▶ **YOUR OBJECTIVE**
Your task is to give the listing below back word for word, pictures excluded.

Saved entries:
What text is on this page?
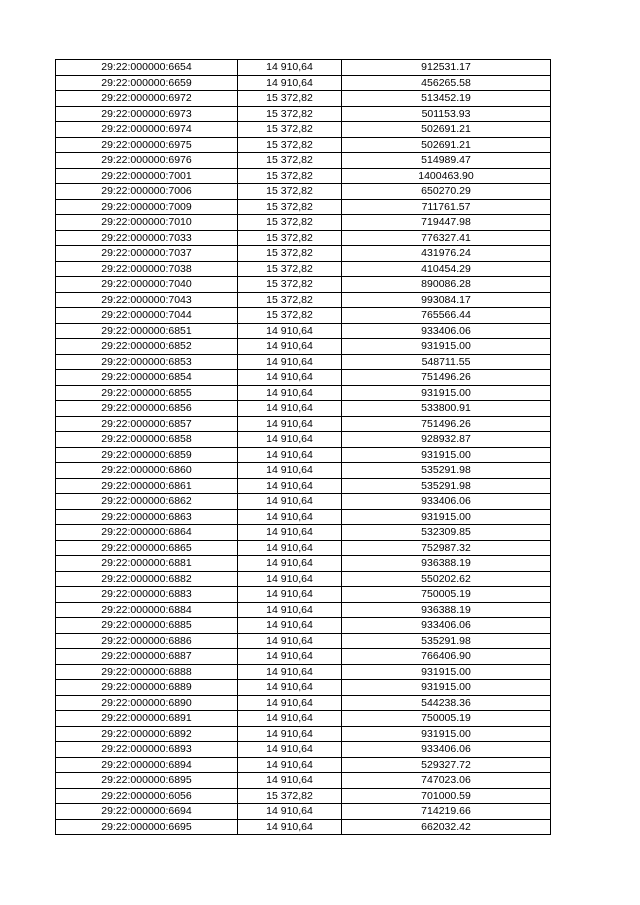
29:22:000000:6654	14 910,64	912531.17
29:22:000000:6659	14 910,64	456265.58
29:22:000000:6972	15 372,82	513452.19
29:22:000000:6973	15 372,82	501153.93
29:22:000000:6974	15 372,82	502691.21
29:22:000000:6975	15 372,82	502691.21
29:22:000000:6976	15 372,82	514989.47
29:22:000000:7001	15 372,82	1400463.90
29:22:000000:7006	15 372,82	650270.29
29:22:000000:7009	15 372,82	711761.57
29:22:000000:7010	15 372,82	719447.98
29:22:000000:7033	15 372,82	776327.41
29:22:000000:7037	15 372,82	431976.24
29:22:000000:7038	15 372,82	410454.29
29:22:000000:7040	15 372,82	890086.28
29:22:000000:7043	15 372,82	993084.17
29:22:000000:7044	15 372,82	765566.44
29:22:000000:6851	14 910,64	933406.06
29:22:000000:6852	14 910,64	931915.00
29:22:000000:6853	14 910,64	548711.55
29:22:000000:6854	14 910,64	751496.26
29:22:000000:6855	14 910,64	931915.00
29:22:000000:6856	14 910,64	533800.91
29:22:000000:6857	14 910,64	751496.26
29:22:000000:6858	14 910,64	928932.87
29:22:000000:6859	14 910,64	931915.00
29:22:000000:6860	14 910,64	535291.98
29:22:000000:6861	14 910,64	535291.98
29:22:000000:6862	14 910,64	933406.06
29:22:000000:6863	14 910,64	931915.00
29:22:000000:6864	14 910,64	532309.85
29:22:000000:6865	14 910,64	752987.32
29:22:000000:6881	14 910,64	936388.19
29:22:000000:6882	14 910,64	550202.62
29:22:000000:6883	14 910,64	750005.19
29:22:000000:6884	14 910,64	936388.19
29:22:000000:6885	14 910,64	933406.06
29:22:000000:6886	14 910,64	535291.98
29:22:000000:6887	14 910,64	766406.90
29:22:000000:6888	14 910,64	931915.00
29:22:000000:6889	14 910,64	931915.00
29:22:000000:6890	14 910,64	544238.36
29:22:000000:6891	14 910,64	750005.19
29:22:000000:6892	14 910,64	931915.00
29:22:000000:6893	14 910,64	933406.06
29:22:000000:6894	14 910,64	529327.72
29:22:000000:6895	14 910,64	747023.06
29:22:000000:6056	15 372,82	701000.59
29:22:000000:6694	14 910,64	714219.66
29:22:000000:6695	14 910,64	662032.42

▶ **CORRECT RESULT**
What text is on this page?
29:22:000000:6654	14 910,64	912531.17
29:22:000000:6659	14 910,64	456265.58
29:22:000000:6972	15 372,82	513452.19
29:22:000000:6973	15 372,82	501153.93
29:22:000000:6974	15 372,82	502691.21
29:22:000000:6975	15 372,82	502691.21
29:22:000000:6976	15 372,82	514989.47
29:22:000000:7001	15 372,82	1400463.90
29:22:000000:7006	15 372,82	650270.29
29:22:000000:7009	15 372,82	711761.57
29:22:000000:7010	15 372,82	719447.98
29:22:000000:7033	15 372,82	776327.41
29:22:000000:7037	15 372,82	431976.24
29:22:000000:7038	15 372,82	410454.29
29:22:000000:7040	15 372,82	890086.28
29:22:000000:7043	15 372,82	993084.17
29:22:000000:7044	15 372,82	765566.44
29:22:000000:6851	14 910,64	933406.06
29:22:000000:6852	14 910,64	931915.00
29:22:000000:6853	14 910,64	548711.55
29:22:000000:6854	14 910,64	751496.26
29:22:000000:6855	14 910,64	931915.00
29:22:000000:6856	14 910,64	533800.91
29:22:000000:6857	14 910,64	751496.26
29:22:000000:6858	14 910,64	928932.87
29:22:000000:6859	14 910,64	931915.00
29:22:000000:6860	14 910,64	535291.98
29:22:000000:6861	14 910,64	535291.98
29:22:000000:6862	14 910,64	933406.06
29:22:000000:6863	14 910,64	931915.00
29:22:000000:6864	14 910,64	532309.85
29:22:000000:6865	14 910,64	752987.32
29:22:000000:6881	14 910,64	936388.19
29:22:000000:6882	14 910,64	550202.62
29:22:000000:6883	14 910,64	750005.19
29:22:000000:6884	14 910,64	936388.19
29:22:000000:6885	14 910,64	933406.06
29:22:000000:6886	14 910,64	535291.98
29:22:000000:6887	14 910,64	766406.90
29:22:000000:6888	14 910,64	931915.00
29:22:000000:6889	14 910,64	931915.00
29:22:000000:6890	14 910,64	544238.36
29:22:000000:6891	14 910,64	750005.19
29:22:000000:6892	14 910,64	931915.00
29:22:000000:6893	14 910,64	933406.06
29:22:000000:6894	14 910,64	529327.72
29:22:000000:6895	14 910,64	747023.06
29:22:000000:6056	15 372,82	701000.59
29:22:000000:6694	14 910,64	714219.66
29:22:000000:6695	14 910,64	662032.42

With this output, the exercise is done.